MATERIAL

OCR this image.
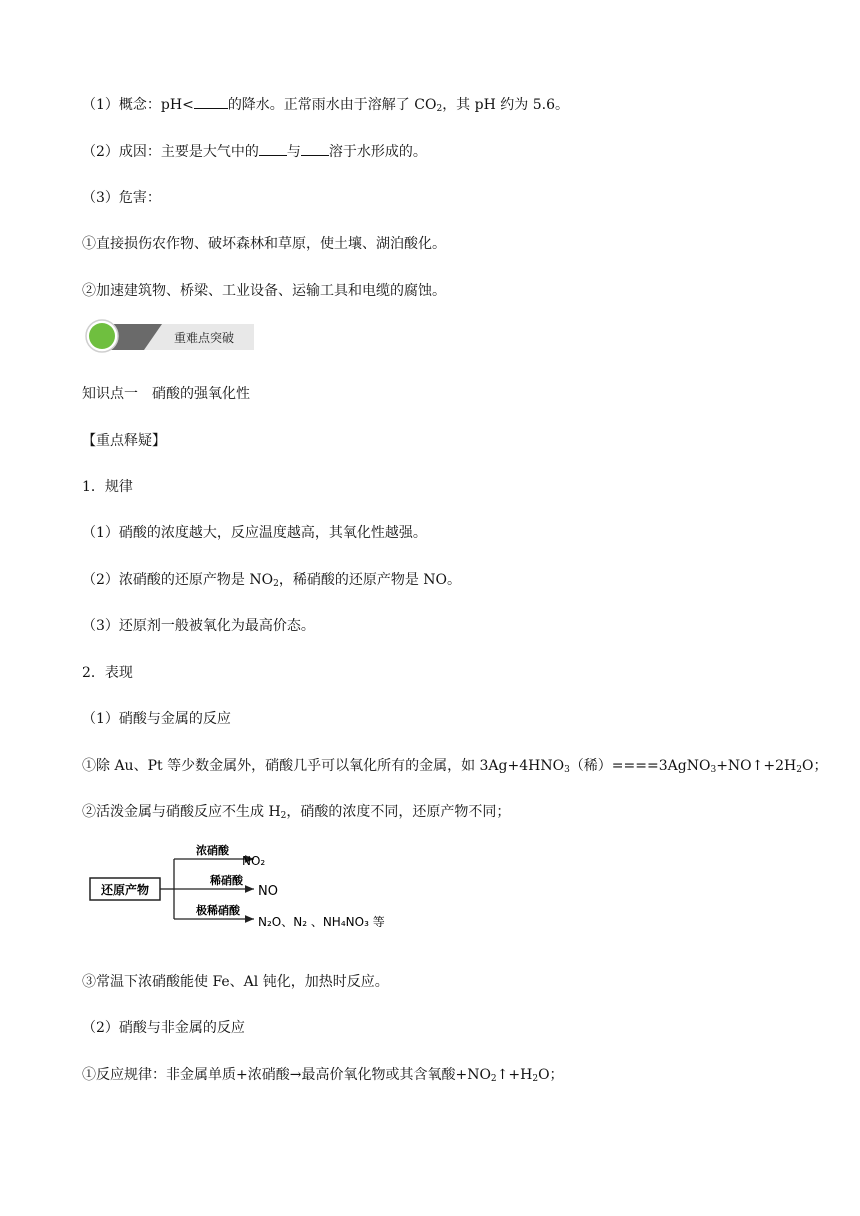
（1）概念：pH< 的降水。正常雨水由于溶解了 $CO_2$，其 pH 约为 5.6。
（2）成因：主要是大气中的 与 溶于水形成的。
（3）危害：
①直接损伤农作物、破坏森林和草原，使土壤、湖泊酸化。
②加速建筑物、桥梁、工业设备、运输工具和电缆的腐蚀。
重难点突破
知识点一　硝酸的强氧化性
【重点释疑】
1．规律
（1）硝酸的浓度越大，反应温度越高，其氧化性越强。
（2）浓硝酸的还原产物是 $NO_2$，稀硝酸的还原产物是 NO。
（3）还原剂一般被氧化为最高价态。
2．表现
（1）硝酸与金属的反应
①除 Au、Pt 等少数金属外，硝酸几乎可以氧化所有的金属，如 $3Ag+4HNO_3$（稀）$====3AgNO_3+NO↑+2H_2O$；
②活泼金属与硝酸反应不生成 $H_2$，硝酸的浓度不同，还原产物不同；
还原产物
浓硝酸
稀硝酸
极稀硝酸
NO₂
NO
N₂O、N₂ 、NH₄NO₃ 等
③常温下浓硝酸能使 Fe、Al 钝化，加热时反应。
（2）硝酸与非金属的反应
①反应规律：非金属单质+浓硝酸→最高价氧化物或其含氧酸$+NO_2↑+H_2O$；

TASK GOAL
Extract all the data above exactly, excluding every picture.

ANSWER TO THE EXERCISE
OCR this image.
（1）概念：pH< 的降水。正常雨水由于溶解了 $CO_2$，其 pH 约为 5.6。
（2）成因：主要是大气中的 与 溶于水形成的。
（3）危害：
①直接损伤农作物、破坏森林和草原，使土壤、湖泊酸化。
②加速建筑物、桥梁、工业设备、运输工具和电缆的腐蚀。
重难点突破
知识点一　硝酸的强氧化性
【重点释疑】
1．规律
（1）硝酸的浓度越大，反应温度越高，其氧化性越强。
（2）浓硝酸的还原产物是 $NO_2$，稀硝酸的还原产物是 NO。
（3）还原剂一般被氧化为最高价态。
2．表现
（1）硝酸与金属的反应
①除 Au、Pt 等少数金属外，硝酸几乎可以氧化所有的金属，如 $3Ag+4HNO_3$（稀）$====3AgNO_3+NO↑+2H_2O$；
②活泼金属与硝酸反应不生成 $H_2$，硝酸的浓度不同，还原产物不同；
还原产物
浓硝酸
稀硝酸
极稀硝酸
NO₂
NO
N₂O、N₂ 、NH₄NO₃ 等
③常温下浓硝酸能使 Fe、Al 钝化，加热时反应。
（2）硝酸与非金属的反应
①反应规律：非金属单质+浓硝酸→最高价氧化物或其含氧酸$+NO_2↑+H_2O$；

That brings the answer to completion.